Technically speaking, in order to find anomalies in the time series, one has to apply suited metrics, which are able to measure the distance between them and then find the time series with an increased distance from those time series, which behave normal. It is therefore necessary to transform data in a certain way, such that those metrics are applicable. Desired attributes of these transformations are that they simplify the interpretation of the data, as it is for example the case in topological data analysis methods.
Finally, it is favorably to use and analyze the data as efficiently as possible, in the sense that complex, non-linear, dependencies between the different sensors can be found and exploited. The use of multivariate probabilistic models should lead to a better understanding of the whole mechanical system and reduce redundancy. To this end, tractable probabilistic methods, like Sum-Product Networks, and methods for the exploration of non-linear dependencies, such as copulas, will be used.

*BRIEF 1*: Reproduce word for word the part of the passage on anomaly detection in sensor time series that opens with the words containing "Technically speaking, in" and closes with "data analysis methods.".
*BRIEF 2*: Proceed with the passage on anomaly detection in sensor time series, writing onward from its final sentence.

*Dataset excerpts*:
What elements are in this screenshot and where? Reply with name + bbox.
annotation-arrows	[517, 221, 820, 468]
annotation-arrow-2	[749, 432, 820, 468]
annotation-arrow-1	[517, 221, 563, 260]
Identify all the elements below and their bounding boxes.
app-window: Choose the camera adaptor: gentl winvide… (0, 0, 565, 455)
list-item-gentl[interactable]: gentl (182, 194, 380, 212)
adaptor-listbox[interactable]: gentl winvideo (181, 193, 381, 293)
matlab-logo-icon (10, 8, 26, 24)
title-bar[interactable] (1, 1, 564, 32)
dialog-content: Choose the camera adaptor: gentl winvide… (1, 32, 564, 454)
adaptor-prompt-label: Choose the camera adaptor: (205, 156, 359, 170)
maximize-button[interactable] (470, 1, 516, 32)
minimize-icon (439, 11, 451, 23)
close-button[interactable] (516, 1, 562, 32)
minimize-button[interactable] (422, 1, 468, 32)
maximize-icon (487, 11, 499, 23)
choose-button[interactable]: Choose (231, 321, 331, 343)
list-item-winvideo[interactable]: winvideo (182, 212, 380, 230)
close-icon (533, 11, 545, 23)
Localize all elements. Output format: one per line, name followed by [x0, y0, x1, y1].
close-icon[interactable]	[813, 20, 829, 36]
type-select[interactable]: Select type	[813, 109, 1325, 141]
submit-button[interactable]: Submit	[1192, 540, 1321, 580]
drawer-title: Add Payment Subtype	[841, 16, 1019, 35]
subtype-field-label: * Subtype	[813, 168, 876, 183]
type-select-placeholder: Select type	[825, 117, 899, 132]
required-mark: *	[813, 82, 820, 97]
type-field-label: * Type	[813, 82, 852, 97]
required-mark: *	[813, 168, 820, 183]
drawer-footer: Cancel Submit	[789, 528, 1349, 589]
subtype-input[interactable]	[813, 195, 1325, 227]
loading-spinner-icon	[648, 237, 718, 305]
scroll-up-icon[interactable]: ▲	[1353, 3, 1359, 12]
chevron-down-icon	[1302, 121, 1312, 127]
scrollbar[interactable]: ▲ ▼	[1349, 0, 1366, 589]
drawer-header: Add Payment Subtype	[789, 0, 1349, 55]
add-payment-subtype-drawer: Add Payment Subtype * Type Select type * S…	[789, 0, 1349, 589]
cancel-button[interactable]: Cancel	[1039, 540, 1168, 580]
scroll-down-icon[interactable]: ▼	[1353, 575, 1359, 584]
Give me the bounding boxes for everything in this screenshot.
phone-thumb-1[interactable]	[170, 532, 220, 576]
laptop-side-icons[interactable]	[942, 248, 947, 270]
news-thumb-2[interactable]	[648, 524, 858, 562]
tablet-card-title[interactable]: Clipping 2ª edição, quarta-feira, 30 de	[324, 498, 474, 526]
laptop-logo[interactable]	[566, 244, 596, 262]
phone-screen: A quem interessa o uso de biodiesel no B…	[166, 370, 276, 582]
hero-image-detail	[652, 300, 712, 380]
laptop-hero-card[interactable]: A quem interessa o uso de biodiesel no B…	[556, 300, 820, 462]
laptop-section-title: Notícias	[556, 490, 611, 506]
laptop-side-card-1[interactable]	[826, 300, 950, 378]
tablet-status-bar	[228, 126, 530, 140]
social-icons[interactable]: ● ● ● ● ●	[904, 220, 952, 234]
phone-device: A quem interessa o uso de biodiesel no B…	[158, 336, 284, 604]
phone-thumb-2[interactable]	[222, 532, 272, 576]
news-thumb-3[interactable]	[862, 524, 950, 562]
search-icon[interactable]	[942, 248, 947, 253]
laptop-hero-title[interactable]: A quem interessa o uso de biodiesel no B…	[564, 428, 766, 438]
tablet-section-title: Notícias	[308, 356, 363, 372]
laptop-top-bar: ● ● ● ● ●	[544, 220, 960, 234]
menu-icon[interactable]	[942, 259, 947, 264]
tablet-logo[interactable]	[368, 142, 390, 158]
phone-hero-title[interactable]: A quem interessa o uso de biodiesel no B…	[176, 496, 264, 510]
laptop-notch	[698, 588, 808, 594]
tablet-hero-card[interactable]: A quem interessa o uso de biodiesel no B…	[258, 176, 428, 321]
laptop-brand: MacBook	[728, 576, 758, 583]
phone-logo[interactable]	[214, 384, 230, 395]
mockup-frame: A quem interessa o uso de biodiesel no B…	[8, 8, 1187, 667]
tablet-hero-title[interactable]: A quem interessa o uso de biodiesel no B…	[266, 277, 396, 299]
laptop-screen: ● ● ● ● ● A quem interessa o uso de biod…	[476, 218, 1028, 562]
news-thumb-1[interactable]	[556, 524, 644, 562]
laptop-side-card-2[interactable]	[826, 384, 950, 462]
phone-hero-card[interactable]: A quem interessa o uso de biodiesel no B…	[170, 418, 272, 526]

*TASK OUTPUT 1*:
Technically speaking, in order to find anomalies in the time series, one has to apply suited metrics, which are able to measure the distance between them and then find the time series with an increased distance from those time series, which behave normal. It is therefore necessary to transform data in a certain way, such that those metrics are applicable. Desired attributes of these transformations are that they simplify the interpretation of the data, as it is for example the case in topological data analysis methods.

*TASK OUTPUT 2*:
Having created a large set of simulations, these shall be stored together with real measurement data in a common data base and an interface shall be developed, which makes it possible to find targeted measurments/simulations, with a desired set of parameters and those, which are similar to them. The combination of analysis of real measurement data and controlled simulation data shall then lead to the development of so called Grey Box ML-methods.
The MADESI project is being performed in cooperation between Fraunhofer SCAI, TU Darmstadt, as well as Weidmüller Monitoring Systems and ZF Friedrichshafen.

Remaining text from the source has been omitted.